*Rows from a figure dataset*:
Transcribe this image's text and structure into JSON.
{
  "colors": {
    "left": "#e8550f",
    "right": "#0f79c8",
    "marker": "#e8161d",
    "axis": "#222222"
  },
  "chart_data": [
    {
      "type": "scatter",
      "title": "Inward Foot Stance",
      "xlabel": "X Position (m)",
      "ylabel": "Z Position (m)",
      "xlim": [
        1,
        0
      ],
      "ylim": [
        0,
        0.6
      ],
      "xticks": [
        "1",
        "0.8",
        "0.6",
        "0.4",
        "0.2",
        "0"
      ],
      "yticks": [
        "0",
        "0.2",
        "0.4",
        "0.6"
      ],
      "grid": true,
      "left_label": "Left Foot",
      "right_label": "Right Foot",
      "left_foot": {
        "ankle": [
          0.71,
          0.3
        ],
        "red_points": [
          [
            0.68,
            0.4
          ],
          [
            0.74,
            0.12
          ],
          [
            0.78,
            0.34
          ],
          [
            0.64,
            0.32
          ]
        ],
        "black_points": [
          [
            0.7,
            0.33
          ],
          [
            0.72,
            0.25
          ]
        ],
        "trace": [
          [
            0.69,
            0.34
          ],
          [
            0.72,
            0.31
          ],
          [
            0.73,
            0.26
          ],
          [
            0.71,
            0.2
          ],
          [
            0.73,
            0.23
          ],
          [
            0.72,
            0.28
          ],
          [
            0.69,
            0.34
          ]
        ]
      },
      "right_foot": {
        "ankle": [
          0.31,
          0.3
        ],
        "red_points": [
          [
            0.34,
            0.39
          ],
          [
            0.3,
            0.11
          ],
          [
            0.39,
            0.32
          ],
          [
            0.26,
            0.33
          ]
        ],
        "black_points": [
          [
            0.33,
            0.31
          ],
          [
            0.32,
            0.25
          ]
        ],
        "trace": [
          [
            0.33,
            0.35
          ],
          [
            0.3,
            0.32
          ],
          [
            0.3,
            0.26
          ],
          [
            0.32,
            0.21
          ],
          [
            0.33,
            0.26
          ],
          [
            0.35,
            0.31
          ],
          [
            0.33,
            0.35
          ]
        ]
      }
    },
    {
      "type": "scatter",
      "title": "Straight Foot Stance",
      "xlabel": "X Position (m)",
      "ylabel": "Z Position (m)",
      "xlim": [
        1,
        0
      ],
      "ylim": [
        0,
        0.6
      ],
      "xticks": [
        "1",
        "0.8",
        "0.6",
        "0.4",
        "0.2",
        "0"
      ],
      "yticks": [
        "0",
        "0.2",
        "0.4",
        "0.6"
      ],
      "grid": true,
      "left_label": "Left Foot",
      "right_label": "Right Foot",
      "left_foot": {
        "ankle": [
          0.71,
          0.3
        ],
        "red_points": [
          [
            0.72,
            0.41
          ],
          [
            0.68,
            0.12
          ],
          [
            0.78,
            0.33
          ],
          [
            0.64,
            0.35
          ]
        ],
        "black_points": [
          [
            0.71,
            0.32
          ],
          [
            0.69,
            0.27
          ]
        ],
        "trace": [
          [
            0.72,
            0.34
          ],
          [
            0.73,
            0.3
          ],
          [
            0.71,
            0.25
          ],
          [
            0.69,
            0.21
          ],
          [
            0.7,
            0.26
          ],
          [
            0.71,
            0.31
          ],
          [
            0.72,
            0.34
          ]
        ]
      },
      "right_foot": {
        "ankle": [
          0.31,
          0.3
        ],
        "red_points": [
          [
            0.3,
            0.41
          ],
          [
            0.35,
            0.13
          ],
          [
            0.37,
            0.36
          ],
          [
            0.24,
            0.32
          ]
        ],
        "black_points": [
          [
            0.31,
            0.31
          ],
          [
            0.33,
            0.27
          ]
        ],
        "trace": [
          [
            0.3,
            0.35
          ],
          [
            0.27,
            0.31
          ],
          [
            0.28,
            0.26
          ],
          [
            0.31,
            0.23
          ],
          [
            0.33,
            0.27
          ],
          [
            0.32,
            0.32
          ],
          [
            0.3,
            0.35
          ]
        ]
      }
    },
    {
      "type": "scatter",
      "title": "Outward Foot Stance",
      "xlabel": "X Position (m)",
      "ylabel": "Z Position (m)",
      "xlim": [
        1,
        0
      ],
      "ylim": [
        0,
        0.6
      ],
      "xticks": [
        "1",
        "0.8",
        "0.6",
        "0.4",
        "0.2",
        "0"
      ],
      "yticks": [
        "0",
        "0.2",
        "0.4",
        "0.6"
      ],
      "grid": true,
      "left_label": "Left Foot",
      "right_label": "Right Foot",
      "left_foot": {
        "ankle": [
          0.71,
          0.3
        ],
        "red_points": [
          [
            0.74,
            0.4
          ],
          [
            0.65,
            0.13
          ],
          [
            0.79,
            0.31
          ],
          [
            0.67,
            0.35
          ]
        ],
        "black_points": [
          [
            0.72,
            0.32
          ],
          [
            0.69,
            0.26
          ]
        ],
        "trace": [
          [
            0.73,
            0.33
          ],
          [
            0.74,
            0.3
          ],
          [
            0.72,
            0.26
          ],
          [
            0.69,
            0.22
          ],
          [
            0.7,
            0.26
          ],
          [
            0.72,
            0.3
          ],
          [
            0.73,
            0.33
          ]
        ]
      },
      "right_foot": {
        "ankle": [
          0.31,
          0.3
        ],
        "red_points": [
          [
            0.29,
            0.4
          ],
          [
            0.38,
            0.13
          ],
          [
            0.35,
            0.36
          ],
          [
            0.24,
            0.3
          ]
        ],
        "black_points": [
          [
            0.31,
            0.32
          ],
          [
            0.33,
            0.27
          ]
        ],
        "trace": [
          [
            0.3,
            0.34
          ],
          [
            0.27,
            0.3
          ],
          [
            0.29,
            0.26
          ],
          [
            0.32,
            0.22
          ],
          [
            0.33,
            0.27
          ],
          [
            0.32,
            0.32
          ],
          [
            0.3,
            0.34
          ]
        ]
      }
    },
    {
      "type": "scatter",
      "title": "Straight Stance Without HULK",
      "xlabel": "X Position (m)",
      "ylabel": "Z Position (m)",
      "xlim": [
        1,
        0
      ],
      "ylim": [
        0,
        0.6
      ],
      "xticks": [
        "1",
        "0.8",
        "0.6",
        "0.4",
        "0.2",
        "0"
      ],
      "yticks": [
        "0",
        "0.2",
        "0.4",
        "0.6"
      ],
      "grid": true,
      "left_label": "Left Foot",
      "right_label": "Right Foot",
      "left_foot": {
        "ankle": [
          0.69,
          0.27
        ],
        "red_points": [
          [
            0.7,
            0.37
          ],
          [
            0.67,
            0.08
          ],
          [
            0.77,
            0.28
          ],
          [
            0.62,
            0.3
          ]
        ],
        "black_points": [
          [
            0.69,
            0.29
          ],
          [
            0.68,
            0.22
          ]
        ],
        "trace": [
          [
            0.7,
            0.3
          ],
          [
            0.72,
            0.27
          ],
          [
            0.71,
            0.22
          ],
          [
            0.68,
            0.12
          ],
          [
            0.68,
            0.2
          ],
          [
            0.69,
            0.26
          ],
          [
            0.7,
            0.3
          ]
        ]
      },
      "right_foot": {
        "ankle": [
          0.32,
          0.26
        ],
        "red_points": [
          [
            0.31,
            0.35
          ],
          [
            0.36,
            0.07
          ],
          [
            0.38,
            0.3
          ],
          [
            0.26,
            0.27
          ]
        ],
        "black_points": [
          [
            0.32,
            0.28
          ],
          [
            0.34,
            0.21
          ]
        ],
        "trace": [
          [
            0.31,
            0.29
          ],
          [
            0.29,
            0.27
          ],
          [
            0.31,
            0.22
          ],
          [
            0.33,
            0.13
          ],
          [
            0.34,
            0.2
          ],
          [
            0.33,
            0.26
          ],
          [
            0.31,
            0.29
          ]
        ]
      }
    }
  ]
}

*Task instructions*: From the first line to the last, retype the data exactly.

*Expected answer*:
Transcribe this image's text and structure into JSON.
{
  "colors": {
    "left": "#e8550f",
    "right": "#0f79c8",
    "marker": "#e8161d",
    "axis": "#222222"
  },
  "chart_data": [
    {
      "type": "scatter",
      "title": "Inward Foot Stance",
      "xlabel": "X Position (m)",
      "ylabel": "Z Position (m)",
      "xlim": [
        1,
        0
      ],
      "ylim": [
        0,
        0.6
      ],
      "xticks": [
        "1",
        "0.8",
        "0.6",
        "0.4",
        "0.2",
        "0"
      ],
      "yticks": [
        "0",
        "0.2",
        "0.4",
        "0.6"
      ],
      "grid": true,
      "left_label": "Left Foot",
      "right_label": "Right Foot",
      "left_foot": {
        "ankle": [
          0.71,
          0.3
        ],
        "red_points": [
          [
            0.68,
            0.4
          ],
          [
            0.74,
            0.12
          ],
          [
            0.78,
            0.34
          ],
          [
            0.64,
            0.32
          ]
        ],
        "black_points": [
          [
            0.7,
            0.33
          ],
          [
            0.72,
            0.25
          ]
        ],
        "trace": [
          [
            0.69,
            0.34
          ],
          [
            0.72,
            0.31
          ],
          [
            0.73,
            0.26
          ],
          [
            0.71,
            0.2
          ],
          [
            0.73,
            0.23
          ],
          [
            0.72,
            0.28
          ],
          [
            0.69,
            0.34
          ]
        ]
      },
      "right_foot": {
        "ankle": [
          0.31,
          0.3
        ],
        "red_points": [
          [
            0.34,
            0.39
          ],
          [
            0.3,
            0.11
          ],
          [
            0.39,
            0.32
          ],
          [
            0.26,
            0.33
          ]
        ],
        "black_points": [
          [
            0.33,
            0.31
          ],
          [
            0.32,
            0.25
          ]
        ],
        "trace": [
          [
            0.33,
            0.35
          ],
          [
            0.3,
            0.32
          ],
          [
            0.3,
            0.26
          ],
          [
            0.32,
            0.21
          ],
          [
            0.33,
            0.26
          ],
          [
            0.35,
            0.31
          ],
          [
            0.33,
            0.35
          ]
        ]
      }
    },
    {
      "type": "scatter",
      "title": "Straight Foot Stance",
      "xlabel": "X Position (m)",
      "ylabel": "Z Position (m)",
      "xlim": [
        1,
        0
      ],
      "ylim": [
        0,
        0.6
      ],
      "xticks": [
        "1",
        "0.8",
        "0.6",
        "0.4",
        "0.2",
        "0"
      ],
      "yticks": [
        "0",
        "0.2",
        "0.4",
        "0.6"
      ],
      "grid": true,
      "left_label": "Left Foot",
      "right_label": "Right Foot",
      "left_foot": {
        "ankle": [
          0.71,
          0.3
        ],
        "red_points": [
          [
            0.72,
            0.41
          ],
          [
            0.68,
            0.12
          ],
          [
            0.78,
            0.33
          ],
          [
            0.64,
            0.35
          ]
        ],
        "black_points": [
          [
            0.71,
            0.32
          ],
          [
            0.69,
            0.27
          ]
        ],
        "trace": [
          [
            0.72,
            0.34
          ],
          [
            0.73,
            0.3
          ],
          [
            0.71,
            0.25
          ],
          [
            0.69,
            0.21
          ],
          [
            0.7,
            0.26
          ],
          [
            0.71,
            0.31
          ],
          [
            0.72,
            0.34
          ]
        ]
      },
      "right_foot": {
        "ankle": [
          0.31,
          0.3
        ],
        "red_points": [
          [
            0.3,
            0.41
          ],
          [
            0.35,
            0.13
          ],
          [
            0.37,
            0.36
          ],
          [
            0.24,
            0.32
          ]
        ],
        "black_points": [
          [
            0.31,
            0.31
          ],
          [
            0.33,
            0.27
          ]
        ],
        "trace": [
          [
            0.3,
            0.35
          ],
          [
            0.27,
            0.31
          ],
          [
            0.28,
            0.26
          ],
          [
            0.31,
            0.23
          ],
          [
            0.33,
            0.27
          ],
          [
            0.32,
            0.32
          ],
          [
            0.3,
            0.35
          ]
        ]
      }
    },
    {
      "type": "scatter",
      "title": "Outward Foot Stance",
      "xlabel": "X Position (m)",
      "ylabel": "Z Position (m)",
      "xlim": [
        1,
        0
      ],
      "ylim": [
        0,
        0.6
      ],
      "xticks": [
        "1",
        "0.8",
        "0.6",
        "0.4",
        "0.2",
        "0"
      ],
      "yticks": [
        "0",
        "0.2",
        "0.4",
        "0.6"
      ],
      "grid": true,
      "left_label": "Left Foot",
      "right_label": "Right Foot",
      "left_foot": {
        "ankle": [
          0.71,
          0.3
        ],
        "red_points": [
          [
            0.74,
            0.4
          ],
          [
            0.65,
            0.13
          ],
          [
            0.79,
            0.31
          ],
          [
            0.67,
            0.35
          ]
        ],
        "black_points": [
          [
            0.72,
            0.32
          ],
          [
            0.69,
            0.26
          ]
        ],
        "trace": [
          [
            0.73,
            0.33
          ],
          [
            0.74,
            0.3
          ],
          [
            0.72,
            0.26
          ],
          [
            0.69,
            0.22
          ],
          [
            0.7,
            0.26
          ],
          [
            0.72,
            0.3
          ],
          [
            0.73,
            0.33
          ]
        ]
      },
      "right_foot": {
        "ankle": [
          0.31,
          0.3
        ],
        "red_points": [
          [
            0.29,
            0.4
          ],
          [
            0.38,
            0.13
          ],
          [
            0.35,
            0.36
          ],
          [
            0.24,
            0.3
          ]
        ],
        "black_points": [
          [
            0.31,
            0.32
          ],
          [
            0.33,
            0.27
          ]
        ],
        "trace": [
          [
            0.3,
            0.34
          ],
          [
            0.27,
            0.3
          ],
          [
            0.29,
            0.26
          ],
          [
            0.32,
            0.22
          ],
          [
            0.33,
            0.27
          ],
          [
            0.32,
            0.32
          ],
          [
            0.3,
            0.34
          ]
        ]
      }
    },
    {
      "type": "scatter",
      "title": "Straight Stance Without HULK",
      "xlabel": "X Position (m)",
      "ylabel": "Z Position (m)",
      "xlim": [
        1,
        0
      ],
      "ylim": [
        0,
        0.6
      ],
      "xticks": [
        "1",
        "0.8",
        "0.6",
        "0.4",
        "0.2",
        "0"
      ],
      "yticks": [
        "0",
        "0.2",
        "0.4",
        "0.6"
      ],
      "grid": true,
      "left_label": "Left Foot",
      "right_label": "Right Foot",
      "left_foot": {
        "ankle": [
          0.69,
          0.27
        ],
        "red_points": [
          [
            0.7,
            0.37
          ],
          [
            0.67,
            0.08
          ],
          [
            0.77,
            0.28
          ],
          [
            0.62,
            0.3
          ]
        ],
        "black_points": [
          [
            0.69,
            0.29
          ],
          [
            0.68,
            0.22
          ]
        ],
        "trace": [
          [
            0.7,
            0.3
          ],
          [
            0.72,
            0.27
          ],
          [
            0.71,
            0.22
          ],
          [
            0.68,
            0.12
          ],
          [
            0.68,
            0.2
          ],
          [
            0.69,
            0.26
          ],
          [
            0.7,
            0.3
          ]
        ]
      },
      "right_foot": {
        "ankle": [
          0.32,
          0.26
        ],
        "red_points": [
          [
            0.31,
            0.35
          ],
          [
            0.36,
            0.07
          ],
          [
            0.38,
            0.3
          ],
          [
            0.26,
            0.27
          ]
        ],
        "black_points": [
          [
            0.32,
            0.28
          ],
          [
            0.34,
            0.21
          ]
        ],
        "trace": [
          [
            0.31,
            0.29
          ],
          [
            0.29,
            0.27
          ],
          [
            0.31,
            0.22
          ],
          [
            0.33,
            0.13
          ],
          [
            0.34,
            0.2
          ],
          [
            0.33,
            0.26
          ],
          [
            0.31,
            0.29
          ]
        ]
      }
    }
  ]
}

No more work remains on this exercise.